Work required:
Repeat all of the data precisely.
------ Stored data
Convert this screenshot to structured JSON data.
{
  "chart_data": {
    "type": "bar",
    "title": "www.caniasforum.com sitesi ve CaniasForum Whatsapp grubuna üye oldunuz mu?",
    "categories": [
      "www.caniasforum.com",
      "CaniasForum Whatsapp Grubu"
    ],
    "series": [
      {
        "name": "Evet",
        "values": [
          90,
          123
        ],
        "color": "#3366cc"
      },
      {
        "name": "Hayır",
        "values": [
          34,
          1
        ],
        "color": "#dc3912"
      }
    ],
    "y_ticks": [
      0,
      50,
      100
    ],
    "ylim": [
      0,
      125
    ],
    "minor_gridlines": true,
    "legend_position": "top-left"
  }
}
------------
Task output:
Convert this screenshot to structured JSON data.
{
  "chart_data": {
    "type": "bar",
    "title": "www.caniasforum.com sitesi ve CaniasForum Whatsapp grubuna üye oldunuz mu?",
    "categories": [
      "www.caniasforum.com",
      "CaniasForum Whatsapp Grubu"
    ],
    "series": [
      {
        "name": "Evet",
        "values": [
          90,
          123
        ],
        "color": "#3366cc"
      },
      {
        "name": "Hayır",
        "values": [
          34,
          1
        ],
        "color": "#dc3912"
      }
    ],
    "y_ticks": [
      0,
      50,
      100
    ],
    "ylim": [
      0,
      125
    ],
    "minor_gridlines": true,
    "legend_position": "top-left"
  }
}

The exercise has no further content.